# [Set task]
Lines that contain the string "this" are to be copied; leave out all others.

# [Working data]
%%

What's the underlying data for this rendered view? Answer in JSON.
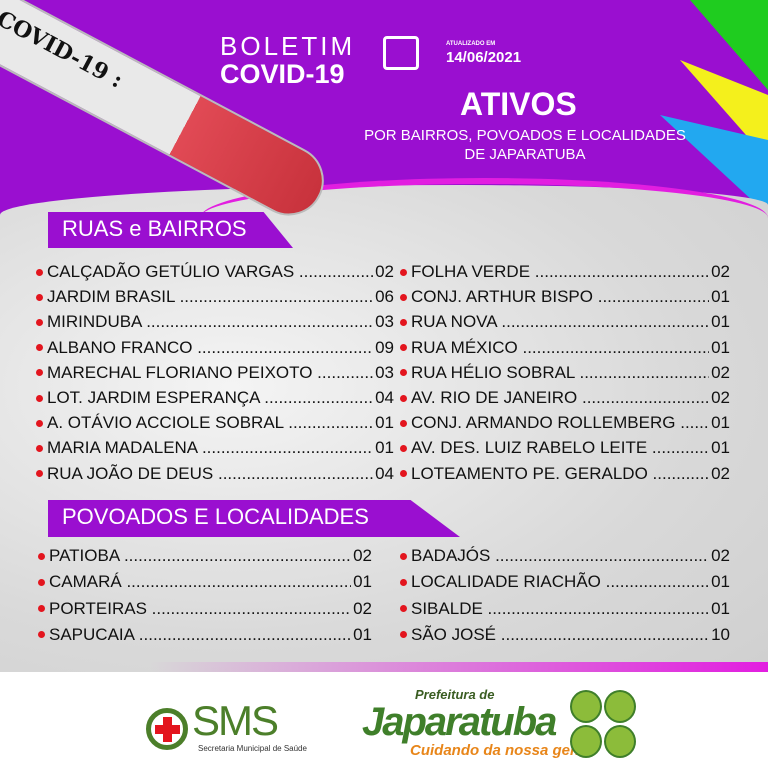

%%
%%

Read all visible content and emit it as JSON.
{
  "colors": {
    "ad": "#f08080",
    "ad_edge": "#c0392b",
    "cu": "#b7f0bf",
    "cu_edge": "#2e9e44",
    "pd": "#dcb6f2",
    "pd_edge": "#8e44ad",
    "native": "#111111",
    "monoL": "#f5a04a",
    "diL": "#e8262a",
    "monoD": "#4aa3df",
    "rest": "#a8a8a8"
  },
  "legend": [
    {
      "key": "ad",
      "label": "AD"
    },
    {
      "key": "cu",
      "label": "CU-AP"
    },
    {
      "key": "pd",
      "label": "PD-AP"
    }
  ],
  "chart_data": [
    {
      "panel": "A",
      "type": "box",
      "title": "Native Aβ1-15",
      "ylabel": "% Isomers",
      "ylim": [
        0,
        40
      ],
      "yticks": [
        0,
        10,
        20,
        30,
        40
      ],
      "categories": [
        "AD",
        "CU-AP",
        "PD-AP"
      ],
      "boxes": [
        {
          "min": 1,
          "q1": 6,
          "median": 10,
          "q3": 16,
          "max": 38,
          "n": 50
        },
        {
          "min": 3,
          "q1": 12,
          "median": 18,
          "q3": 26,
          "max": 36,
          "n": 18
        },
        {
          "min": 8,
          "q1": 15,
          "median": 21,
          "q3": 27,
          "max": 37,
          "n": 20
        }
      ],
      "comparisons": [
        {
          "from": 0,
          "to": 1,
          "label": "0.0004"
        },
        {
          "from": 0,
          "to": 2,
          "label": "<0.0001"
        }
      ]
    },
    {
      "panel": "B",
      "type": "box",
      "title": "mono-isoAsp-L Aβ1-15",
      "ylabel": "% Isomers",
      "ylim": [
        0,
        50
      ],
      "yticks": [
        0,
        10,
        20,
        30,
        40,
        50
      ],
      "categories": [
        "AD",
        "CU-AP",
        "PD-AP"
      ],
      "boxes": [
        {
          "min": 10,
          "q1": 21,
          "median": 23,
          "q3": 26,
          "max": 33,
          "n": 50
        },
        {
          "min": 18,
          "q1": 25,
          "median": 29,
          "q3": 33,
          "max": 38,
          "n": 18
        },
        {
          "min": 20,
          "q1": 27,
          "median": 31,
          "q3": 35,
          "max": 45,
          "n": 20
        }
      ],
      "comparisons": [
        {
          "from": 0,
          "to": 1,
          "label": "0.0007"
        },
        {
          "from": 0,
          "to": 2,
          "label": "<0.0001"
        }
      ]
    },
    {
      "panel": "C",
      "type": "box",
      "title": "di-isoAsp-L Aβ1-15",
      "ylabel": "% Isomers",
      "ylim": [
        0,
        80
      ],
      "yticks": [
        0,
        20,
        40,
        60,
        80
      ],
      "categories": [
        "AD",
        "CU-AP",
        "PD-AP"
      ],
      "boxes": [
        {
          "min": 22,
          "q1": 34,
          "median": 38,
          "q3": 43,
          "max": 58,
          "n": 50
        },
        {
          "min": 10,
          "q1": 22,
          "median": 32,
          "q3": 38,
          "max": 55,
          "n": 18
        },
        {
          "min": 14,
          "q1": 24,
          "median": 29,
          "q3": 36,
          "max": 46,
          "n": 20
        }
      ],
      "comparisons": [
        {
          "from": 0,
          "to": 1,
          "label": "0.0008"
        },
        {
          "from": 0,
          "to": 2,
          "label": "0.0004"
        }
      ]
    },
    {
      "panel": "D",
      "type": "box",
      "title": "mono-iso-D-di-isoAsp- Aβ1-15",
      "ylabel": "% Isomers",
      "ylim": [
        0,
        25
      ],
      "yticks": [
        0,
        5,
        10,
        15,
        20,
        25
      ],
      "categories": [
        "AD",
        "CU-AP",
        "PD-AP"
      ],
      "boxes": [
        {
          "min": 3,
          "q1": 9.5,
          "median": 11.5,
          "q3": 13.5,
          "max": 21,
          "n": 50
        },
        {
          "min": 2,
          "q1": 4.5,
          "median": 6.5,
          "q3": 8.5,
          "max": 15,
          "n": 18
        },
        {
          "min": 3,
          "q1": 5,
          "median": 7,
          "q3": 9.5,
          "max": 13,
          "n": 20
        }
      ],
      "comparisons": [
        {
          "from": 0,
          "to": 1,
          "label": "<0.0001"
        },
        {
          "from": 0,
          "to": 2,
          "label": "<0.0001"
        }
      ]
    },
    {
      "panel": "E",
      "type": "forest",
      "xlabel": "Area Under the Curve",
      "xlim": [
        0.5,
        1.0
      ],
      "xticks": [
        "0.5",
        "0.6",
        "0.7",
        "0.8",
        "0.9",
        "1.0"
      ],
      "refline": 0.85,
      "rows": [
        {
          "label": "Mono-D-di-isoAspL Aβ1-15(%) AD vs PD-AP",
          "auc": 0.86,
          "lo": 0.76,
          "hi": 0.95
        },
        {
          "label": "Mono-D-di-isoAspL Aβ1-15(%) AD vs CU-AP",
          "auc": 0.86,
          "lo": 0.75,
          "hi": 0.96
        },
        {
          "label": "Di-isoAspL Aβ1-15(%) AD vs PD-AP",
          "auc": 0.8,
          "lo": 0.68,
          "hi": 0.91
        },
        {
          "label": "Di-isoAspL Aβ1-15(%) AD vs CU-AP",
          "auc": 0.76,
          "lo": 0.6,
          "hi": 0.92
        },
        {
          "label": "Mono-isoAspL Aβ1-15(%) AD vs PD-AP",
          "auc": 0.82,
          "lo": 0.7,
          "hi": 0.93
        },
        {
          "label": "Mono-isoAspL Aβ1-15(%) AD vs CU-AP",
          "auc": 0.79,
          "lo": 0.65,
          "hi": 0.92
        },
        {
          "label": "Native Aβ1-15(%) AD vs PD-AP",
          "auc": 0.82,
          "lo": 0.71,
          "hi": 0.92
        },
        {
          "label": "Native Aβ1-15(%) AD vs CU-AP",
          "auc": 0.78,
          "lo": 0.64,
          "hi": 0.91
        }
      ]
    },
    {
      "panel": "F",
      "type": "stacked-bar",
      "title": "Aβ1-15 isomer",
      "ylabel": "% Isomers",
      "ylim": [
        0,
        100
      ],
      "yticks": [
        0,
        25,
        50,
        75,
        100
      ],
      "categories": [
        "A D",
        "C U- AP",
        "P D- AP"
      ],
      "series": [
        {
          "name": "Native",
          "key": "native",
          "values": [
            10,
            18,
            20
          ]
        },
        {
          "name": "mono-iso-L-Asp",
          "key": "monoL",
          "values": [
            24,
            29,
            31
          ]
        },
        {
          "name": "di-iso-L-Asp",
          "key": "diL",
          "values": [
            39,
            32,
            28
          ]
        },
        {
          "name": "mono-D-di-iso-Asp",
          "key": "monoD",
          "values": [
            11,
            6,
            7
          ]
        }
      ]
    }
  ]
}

%%
%%

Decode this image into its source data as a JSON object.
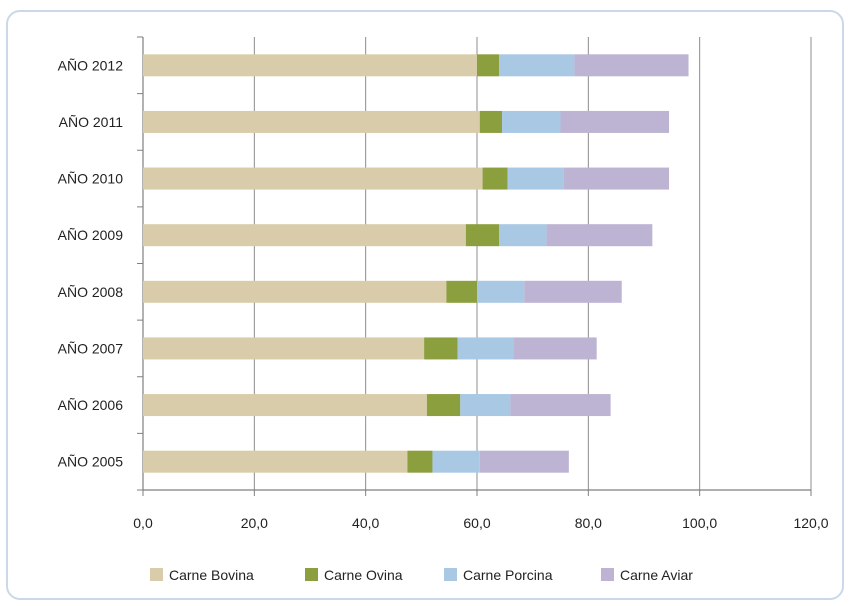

%%

# [Response]
What's the underlying data for this rendered view? Answer in JSON.
Decode this image into its source data as a JSON object.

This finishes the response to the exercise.